Exercise task: Exclude the pictures and reproduce the remaining data exactly as written.

Exercise data:
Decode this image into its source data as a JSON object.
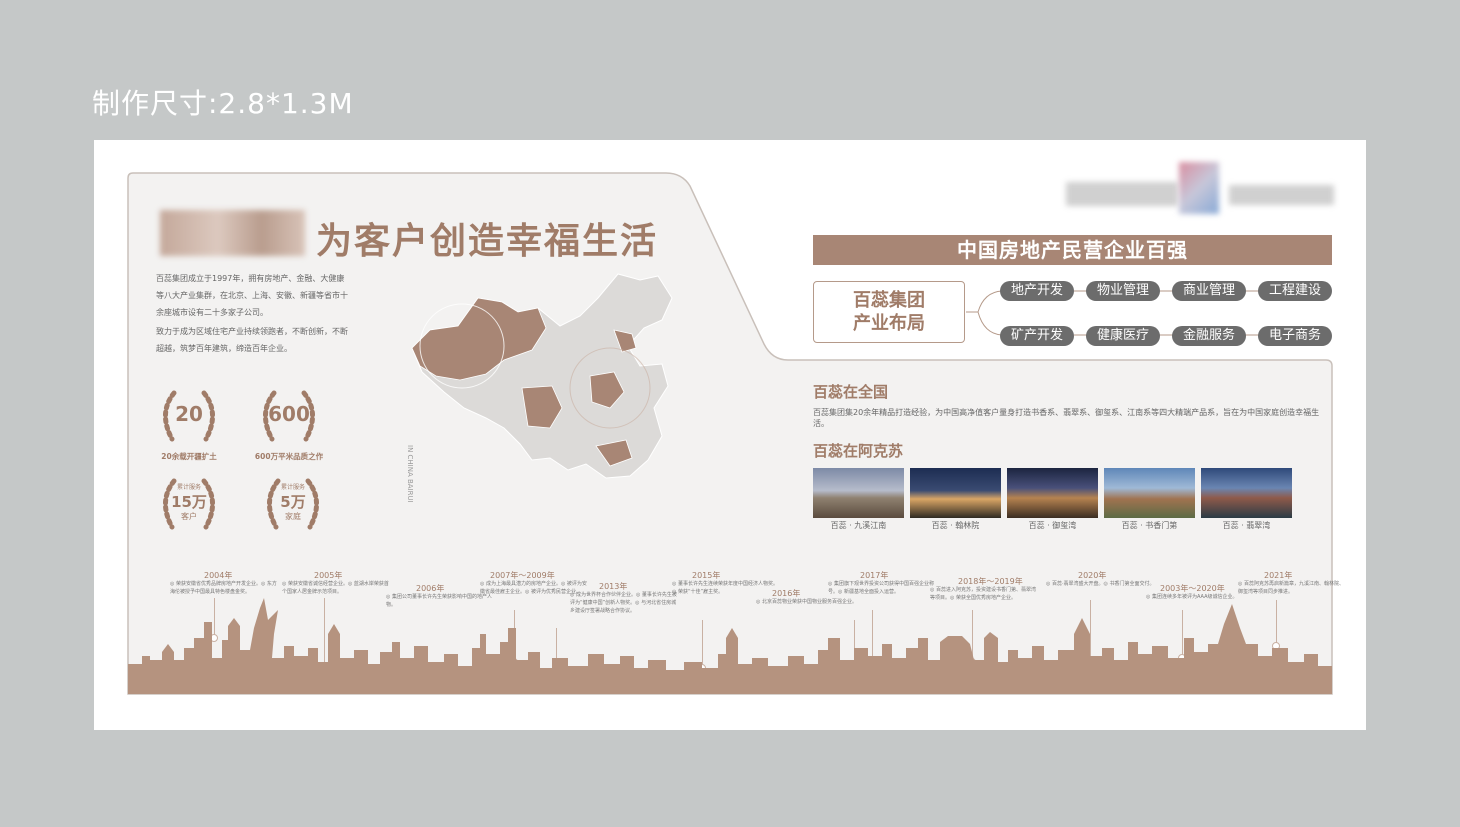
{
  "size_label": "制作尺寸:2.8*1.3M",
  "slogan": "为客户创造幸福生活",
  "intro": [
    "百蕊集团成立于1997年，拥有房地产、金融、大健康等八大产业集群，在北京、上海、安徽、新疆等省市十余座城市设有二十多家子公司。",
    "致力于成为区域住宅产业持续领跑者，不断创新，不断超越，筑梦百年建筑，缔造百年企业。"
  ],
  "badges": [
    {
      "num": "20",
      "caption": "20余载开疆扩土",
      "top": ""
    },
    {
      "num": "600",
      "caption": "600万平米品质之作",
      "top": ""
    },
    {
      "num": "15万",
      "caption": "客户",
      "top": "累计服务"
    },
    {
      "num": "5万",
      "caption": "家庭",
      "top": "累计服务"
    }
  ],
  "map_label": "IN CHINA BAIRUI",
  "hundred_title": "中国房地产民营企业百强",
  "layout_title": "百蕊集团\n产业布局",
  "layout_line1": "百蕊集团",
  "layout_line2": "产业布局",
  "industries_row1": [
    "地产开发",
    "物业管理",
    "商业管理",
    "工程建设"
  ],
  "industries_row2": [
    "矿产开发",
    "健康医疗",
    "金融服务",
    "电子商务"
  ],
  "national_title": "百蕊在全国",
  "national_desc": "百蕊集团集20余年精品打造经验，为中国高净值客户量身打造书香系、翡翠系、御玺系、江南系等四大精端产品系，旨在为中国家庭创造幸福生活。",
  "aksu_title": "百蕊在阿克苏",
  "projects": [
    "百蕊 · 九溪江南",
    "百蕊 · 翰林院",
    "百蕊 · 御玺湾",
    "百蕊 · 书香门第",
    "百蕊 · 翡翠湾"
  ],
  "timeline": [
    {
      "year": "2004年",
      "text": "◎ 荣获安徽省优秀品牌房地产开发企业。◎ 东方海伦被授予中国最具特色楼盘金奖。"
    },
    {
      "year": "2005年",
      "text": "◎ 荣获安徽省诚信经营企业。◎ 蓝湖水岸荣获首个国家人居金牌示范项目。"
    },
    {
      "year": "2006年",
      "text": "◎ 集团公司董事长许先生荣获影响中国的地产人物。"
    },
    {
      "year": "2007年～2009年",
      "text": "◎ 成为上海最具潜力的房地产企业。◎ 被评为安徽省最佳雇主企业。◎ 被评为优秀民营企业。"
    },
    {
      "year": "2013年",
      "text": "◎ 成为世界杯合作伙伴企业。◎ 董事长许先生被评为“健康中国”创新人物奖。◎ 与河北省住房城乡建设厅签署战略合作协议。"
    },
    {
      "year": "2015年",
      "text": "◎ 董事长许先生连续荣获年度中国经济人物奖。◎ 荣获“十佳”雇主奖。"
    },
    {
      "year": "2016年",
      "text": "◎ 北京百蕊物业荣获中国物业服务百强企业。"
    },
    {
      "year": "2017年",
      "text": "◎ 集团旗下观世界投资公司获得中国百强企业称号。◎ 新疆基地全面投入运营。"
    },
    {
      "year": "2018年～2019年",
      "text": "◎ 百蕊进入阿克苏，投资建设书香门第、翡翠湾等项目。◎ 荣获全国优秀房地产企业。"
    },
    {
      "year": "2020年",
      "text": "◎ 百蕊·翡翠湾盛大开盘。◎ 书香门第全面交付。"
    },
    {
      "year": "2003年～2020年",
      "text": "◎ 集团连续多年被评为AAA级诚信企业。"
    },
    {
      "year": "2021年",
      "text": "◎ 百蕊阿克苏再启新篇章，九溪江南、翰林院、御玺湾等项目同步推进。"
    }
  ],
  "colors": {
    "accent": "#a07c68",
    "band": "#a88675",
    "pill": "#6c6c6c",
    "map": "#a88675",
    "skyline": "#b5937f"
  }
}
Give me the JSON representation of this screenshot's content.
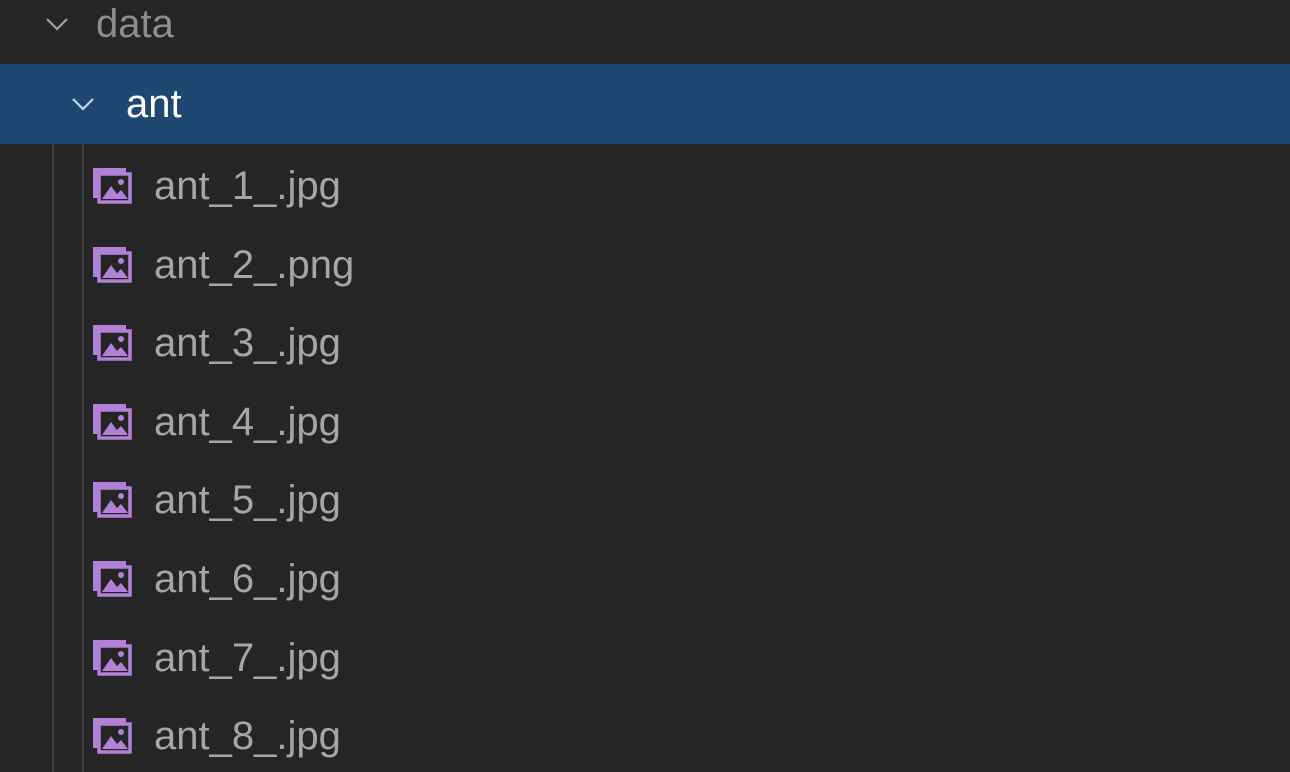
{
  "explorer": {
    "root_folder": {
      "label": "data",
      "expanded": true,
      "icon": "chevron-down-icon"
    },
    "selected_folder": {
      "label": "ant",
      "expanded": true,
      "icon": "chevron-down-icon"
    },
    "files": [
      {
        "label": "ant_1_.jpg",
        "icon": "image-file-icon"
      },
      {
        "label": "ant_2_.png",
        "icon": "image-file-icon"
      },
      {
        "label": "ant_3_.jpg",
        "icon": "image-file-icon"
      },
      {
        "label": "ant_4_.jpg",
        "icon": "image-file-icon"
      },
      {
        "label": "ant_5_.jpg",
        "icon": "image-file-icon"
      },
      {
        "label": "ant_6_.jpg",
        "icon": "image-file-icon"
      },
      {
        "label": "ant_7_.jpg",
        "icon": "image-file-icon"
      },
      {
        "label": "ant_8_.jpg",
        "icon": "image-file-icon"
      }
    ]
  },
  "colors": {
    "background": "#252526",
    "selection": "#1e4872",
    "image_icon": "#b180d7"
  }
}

Result of the exercise:
Decode this image into its source data as a JSON object.
{
  "size_label": "制作尺寸:2.8*1.3M",
  "slogan": "为客户创造幸福生活",
  "intro": [
    "百蕊集团成立于1997年，拥有房地产、金融、大健康等八大产业集群，在北京、上海、安徽、新疆等省市十余座城市设有二十多家子公司。",
    "致力于成为区域住宅产业持续领跑者，不断创新，不断超越，筑梦百年建筑，缔造百年企业。"
  ],
  "badges": [
    {
      "num": "20",
      "caption": "20余载开疆扩土",
      "top": ""
    },
    {
      "num": "600",
      "caption": "600万平米品质之作",
      "top": ""
    },
    {
      "num": "15万",
      "caption": "客户",
      "top": "累计服务"
    },
    {
      "num": "5万",
      "caption": "家庭",
      "top": "累计服务"
    }
  ],
  "map_label": "IN CHINA BAIRUI",
  "hundred_title": "中国房地产民营企业百强",
  "layout_title": "百蕊集团\n产业布局",
  "layout_line1": "百蕊集团",
  "layout_line2": "产业布局",
  "industries_row1": [
    "地产开发",
    "物业管理",
    "商业管理",
    "工程建设"
  ],
  "industries_row2": [
    "矿产开发",
    "健康医疗",
    "金融服务",
    "电子商务"
  ],
  "national_title": "百蕊在全国",
  "national_desc": "百蕊集团集20余年精品打造经验，为中国高净值客户量身打造书香系、翡翠系、御玺系、江南系等四大精端产品系，旨在为中国家庭创造幸福生活。",
  "aksu_title": "百蕊在阿克苏",
  "projects": [
    "百蕊 · 九溪江南",
    "百蕊 · 翰林院",
    "百蕊 · 御玺湾",
    "百蕊 · 书香门第",
    "百蕊 · 翡翠湾"
  ],
  "timeline": [
    {
      "year": "2004年",
      "text": "◎ 荣获安徽省优秀品牌房地产开发企业。◎ 东方海伦被授予中国最具特色楼盘金奖。"
    },
    {
      "year": "2005年",
      "text": "◎ 荣获安徽省诚信经营企业。◎ 蓝湖水岸荣获首个国家人居金牌示范项目。"
    },
    {
      "year": "2006年",
      "text": "◎ 集团公司董事长许先生荣获影响中国的地产人物。"
    },
    {
      "year": "2007年～2009年",
      "text": "◎ 成为上海最具潜力的房地产企业。◎ 被评为安徽省最佳雇主企业。◎ 被评为优秀民营企业。"
    },
    {
      "year": "2013年",
      "text": "◎ 成为世界杯合作伙伴企业。◎ 董事长许先生被评为“健康中国”创新人物奖。◎ 与河北省住房城乡建设厅签署战略合作协议。"
    },
    {
      "year": "2015年",
      "text": "◎ 董事长许先生连续荣获年度中国经济人物奖。◎ 荣获“十佳”雇主奖。"
    },
    {
      "year": "2016年",
      "text": "◎ 北京百蕊物业荣获中国物业服务百强企业。"
    },
    {
      "year": "2017年",
      "text": "◎ 集团旗下观世界投资公司获得中国百强企业称号。◎ 新疆基地全面投入运营。"
    },
    {
      "year": "2018年～2019年",
      "text": "◎ 百蕊进入阿克苏，投资建设书香门第、翡翠湾等项目。◎ 荣获全国优秀房地产企业。"
    },
    {
      "year": "2020年",
      "text": "◎ 百蕊·翡翠湾盛大开盘。◎ 书香门第全面交付。"
    },
    {
      "year": "2003年～2020年",
      "text": "◎ 集团连续多年被评为AAA级诚信企业。"
    },
    {
      "year": "2021年",
      "text": "◎ 百蕊阿克苏再启新篇章，九溪江南、翰林院、御玺湾等项目同步推进。"
    }
  ],
  "colors": {
    "accent": "#a07c68",
    "band": "#a88675",
    "pill": "#6c6c6c",
    "map": "#a88675",
    "skyline": "#b5937f"
  }
}
Give me the JSON representation of this screenshot's content.
{
  "explorer": {
    "root_folder": {
      "label": "data",
      "expanded": true,
      "icon": "chevron-down-icon"
    },
    "selected_folder": {
      "label": "ant",
      "expanded": true,
      "icon": "chevron-down-icon"
    },
    "files": [
      {
        "label": "ant_1_.jpg",
        "icon": "image-file-icon"
      },
      {
        "label": "ant_2_.png",
        "icon": "image-file-icon"
      },
      {
        "label": "ant_3_.jpg",
        "icon": "image-file-icon"
      },
      {
        "label": "ant_4_.jpg",
        "icon": "image-file-icon"
      },
      {
        "label": "ant_5_.jpg",
        "icon": "image-file-icon"
      },
      {
        "label": "ant_6_.jpg",
        "icon": "image-file-icon"
      },
      {
        "label": "ant_7_.jpg",
        "icon": "image-file-icon"
      },
      {
        "label": "ant_8_.jpg",
        "icon": "image-file-icon"
      }
    ]
  },
  "colors": {
    "background": "#252526",
    "selection": "#1e4872",
    "image_icon": "#b180d7"
  }
}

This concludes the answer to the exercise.